- [Do this]
Go through the listing below and list every line with "forty".

- [Material for this exercise]
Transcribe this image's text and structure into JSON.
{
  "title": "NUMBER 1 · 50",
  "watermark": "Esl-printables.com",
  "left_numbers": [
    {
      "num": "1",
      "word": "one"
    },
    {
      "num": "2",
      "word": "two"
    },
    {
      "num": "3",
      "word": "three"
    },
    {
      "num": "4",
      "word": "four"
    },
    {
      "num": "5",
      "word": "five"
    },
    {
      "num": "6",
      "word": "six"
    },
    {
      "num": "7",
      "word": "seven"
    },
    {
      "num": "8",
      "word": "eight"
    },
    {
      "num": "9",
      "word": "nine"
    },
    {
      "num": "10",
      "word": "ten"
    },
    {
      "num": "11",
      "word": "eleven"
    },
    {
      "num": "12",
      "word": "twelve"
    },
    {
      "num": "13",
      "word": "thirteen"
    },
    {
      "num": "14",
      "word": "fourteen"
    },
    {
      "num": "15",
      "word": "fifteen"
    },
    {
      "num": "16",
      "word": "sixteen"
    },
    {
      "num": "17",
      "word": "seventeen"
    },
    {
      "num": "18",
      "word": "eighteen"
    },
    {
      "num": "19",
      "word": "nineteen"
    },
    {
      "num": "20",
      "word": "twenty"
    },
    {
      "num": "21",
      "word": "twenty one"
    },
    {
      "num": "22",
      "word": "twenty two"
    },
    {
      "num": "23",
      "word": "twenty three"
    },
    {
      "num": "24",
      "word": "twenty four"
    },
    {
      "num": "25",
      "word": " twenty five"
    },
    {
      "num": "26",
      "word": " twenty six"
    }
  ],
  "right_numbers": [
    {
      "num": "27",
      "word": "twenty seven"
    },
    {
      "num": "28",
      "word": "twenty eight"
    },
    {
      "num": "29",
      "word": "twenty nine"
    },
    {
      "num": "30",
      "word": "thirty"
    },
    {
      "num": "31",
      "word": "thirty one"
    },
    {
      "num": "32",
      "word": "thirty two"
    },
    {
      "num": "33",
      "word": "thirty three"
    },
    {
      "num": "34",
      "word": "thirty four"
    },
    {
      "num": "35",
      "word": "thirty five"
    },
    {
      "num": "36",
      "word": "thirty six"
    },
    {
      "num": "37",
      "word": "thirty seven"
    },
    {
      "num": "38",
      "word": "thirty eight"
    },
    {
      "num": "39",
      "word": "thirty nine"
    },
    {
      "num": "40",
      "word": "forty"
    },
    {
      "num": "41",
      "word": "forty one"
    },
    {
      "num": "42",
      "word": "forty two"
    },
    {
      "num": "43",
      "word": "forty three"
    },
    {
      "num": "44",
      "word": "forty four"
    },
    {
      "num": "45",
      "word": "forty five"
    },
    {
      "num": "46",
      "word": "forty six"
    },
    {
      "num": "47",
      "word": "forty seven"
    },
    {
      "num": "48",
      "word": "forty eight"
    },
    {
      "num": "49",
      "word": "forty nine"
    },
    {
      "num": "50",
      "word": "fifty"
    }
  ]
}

- [Task solution]
      "word": "forty"
      "word": "forty one"
      "word": "forty two"
      "word": "forty three"
      "word": "forty four"
      "word": "forty five"
      "word": "forty six"
      "word": "forty seven"
      "word": "forty eight"
      "word": "forty nine"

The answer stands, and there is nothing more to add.